DATASET EXTRACT:
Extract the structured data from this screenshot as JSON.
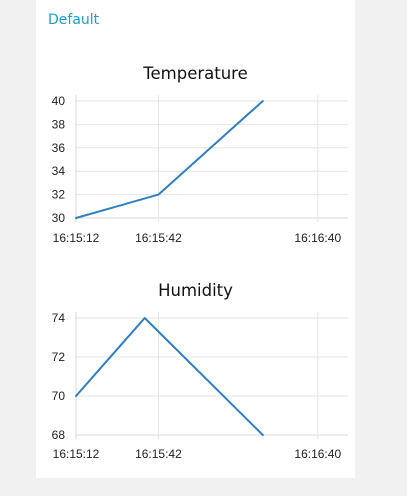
{
  "group": {
    "title": "Default"
  },
  "chart_data": [
    {
      "type": "line",
      "title": "Temperature",
      "x": [
        "16:15:12",
        "16:15:42",
        "16:16:20"
      ],
      "x_seconds": [
        0,
        30,
        68
      ],
      "x_ticks": [
        "16:15:12",
        "16:15:42",
        "16:16:40"
      ],
      "x_tick_seconds": [
        0,
        30,
        88
      ],
      "xlim_seconds": [
        0,
        99
      ],
      "series": [
        {
          "values": [
            30,
            32,
            40
          ],
          "color": "#2f7fc1"
        }
      ],
      "y_ticks": [
        30,
        32,
        34,
        36,
        38,
        40
      ],
      "ylim": [
        30,
        40
      ],
      "grid": true
    },
    {
      "type": "line",
      "title": "Humidity",
      "x": [
        "16:15:12",
        "16:15:37",
        "16:16:20"
      ],
      "x_seconds": [
        0,
        25,
        68
      ],
      "x_ticks": [
        "16:15:12",
        "16:15:42",
        "16:16:40"
      ],
      "x_tick_seconds": [
        0,
        30,
        88
      ],
      "xlim_seconds": [
        0,
        99
      ],
      "series": [
        {
          "values": [
            70,
            74,
            68
          ],
          "color": "#2f7fc1"
        }
      ],
      "y_ticks": [
        68,
        70,
        72,
        74
      ],
      "ylim": [
        68,
        74
      ],
      "grid": true
    }
  ]
}
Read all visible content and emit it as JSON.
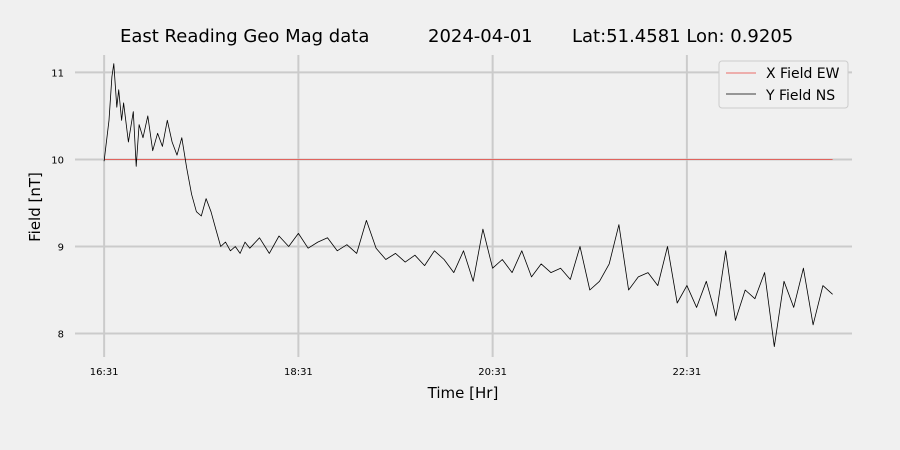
{
  "chart_data": {
    "type": "line",
    "title": {
      "name": "East Reading Geo Mag data",
      "date": "2024-04-01",
      "location": "Lat:51.4581  Lon: 0.9205"
    },
    "xlabel": "Time  [Hr]",
    "ylabel": "Field  [nT]",
    "x_unit": "hours",
    "x_ticks": [
      {
        "label": "16:31",
        "value": 0
      },
      {
        "label": "18:31",
        "value": 2
      },
      {
        "label": "20:31",
        "value": 4
      },
      {
        "label": "22:31",
        "value": 6
      }
    ],
    "xlim": [
      -0.3,
      7.7
    ],
    "ylim": [
      7.73,
      11.2
    ],
    "y_ticks": [
      8,
      9,
      10,
      11
    ],
    "grid": true,
    "legend_position": "top-right",
    "series": [
      {
        "name": "X Field EW",
        "color": "#e8423a",
        "x": [
          0,
          7.5
        ],
        "y": [
          10.0,
          10.0
        ]
      },
      {
        "name": "Y Field NS",
        "color": "#000000",
        "x": [
          0.0,
          0.05,
          0.08,
          0.1,
          0.13,
          0.15,
          0.18,
          0.2,
          0.25,
          0.3,
          0.33,
          0.36,
          0.4,
          0.45,
          0.5,
          0.55,
          0.6,
          0.65,
          0.7,
          0.75,
          0.8,
          0.85,
          0.9,
          0.95,
          1.0,
          1.05,
          1.1,
          1.15,
          1.2,
          1.25,
          1.3,
          1.35,
          1.4,
          1.45,
          1.5,
          1.6,
          1.7,
          1.8,
          1.9,
          2.0,
          2.1,
          2.2,
          2.3,
          2.4,
          2.5,
          2.6,
          2.7,
          2.8,
          2.9,
          3.0,
          3.1,
          3.2,
          3.3,
          3.4,
          3.5,
          3.6,
          3.7,
          3.8,
          3.9,
          4.0,
          4.1,
          4.2,
          4.3,
          4.4,
          4.5,
          4.6,
          4.7,
          4.8,
          4.9,
          5.0,
          5.1,
          5.2,
          5.3,
          5.4,
          5.5,
          5.6,
          5.7,
          5.8,
          5.9,
          6.0,
          6.1,
          6.2,
          6.3,
          6.4,
          6.5,
          6.6,
          6.7,
          6.8,
          6.9,
          7.0,
          7.1,
          7.2,
          7.3,
          7.4,
          7.5
        ],
        "y": [
          9.98,
          10.45,
          10.95,
          11.1,
          10.6,
          10.8,
          10.45,
          10.65,
          10.2,
          10.55,
          9.92,
          10.4,
          10.25,
          10.5,
          10.1,
          10.3,
          10.15,
          10.45,
          10.2,
          10.05,
          10.25,
          9.9,
          9.6,
          9.4,
          9.35,
          9.55,
          9.4,
          9.2,
          9.0,
          9.05,
          8.95,
          9.0,
          8.92,
          9.05,
          8.98,
          9.1,
          8.92,
          9.12,
          9.0,
          9.15,
          8.98,
          9.05,
          9.1,
          8.95,
          9.02,
          8.92,
          9.3,
          8.98,
          8.85,
          8.92,
          8.82,
          8.9,
          8.78,
          8.95,
          8.85,
          8.7,
          8.95,
          8.6,
          9.2,
          8.75,
          8.85,
          8.7,
          8.95,
          8.65,
          8.8,
          8.7,
          8.75,
          8.62,
          9.0,
          8.5,
          8.6,
          8.8,
          9.25,
          8.5,
          8.65,
          8.7,
          8.55,
          9.0,
          8.35,
          8.55,
          8.3,
          8.6,
          8.2,
          8.95,
          8.15,
          8.5,
          8.4,
          8.7,
          7.85,
          8.6,
          8.3,
          8.75,
          8.1,
          8.55,
          8.45
        ]
      }
    ]
  }
}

GIVEN EXERCISE:
Locate and copy each line in the data above that includes the word "title".

RESPONSE TO THE EXERCISE:
    "title": "Default"
      "title": "Temperature",
      "title": "Humidity",
    "title": {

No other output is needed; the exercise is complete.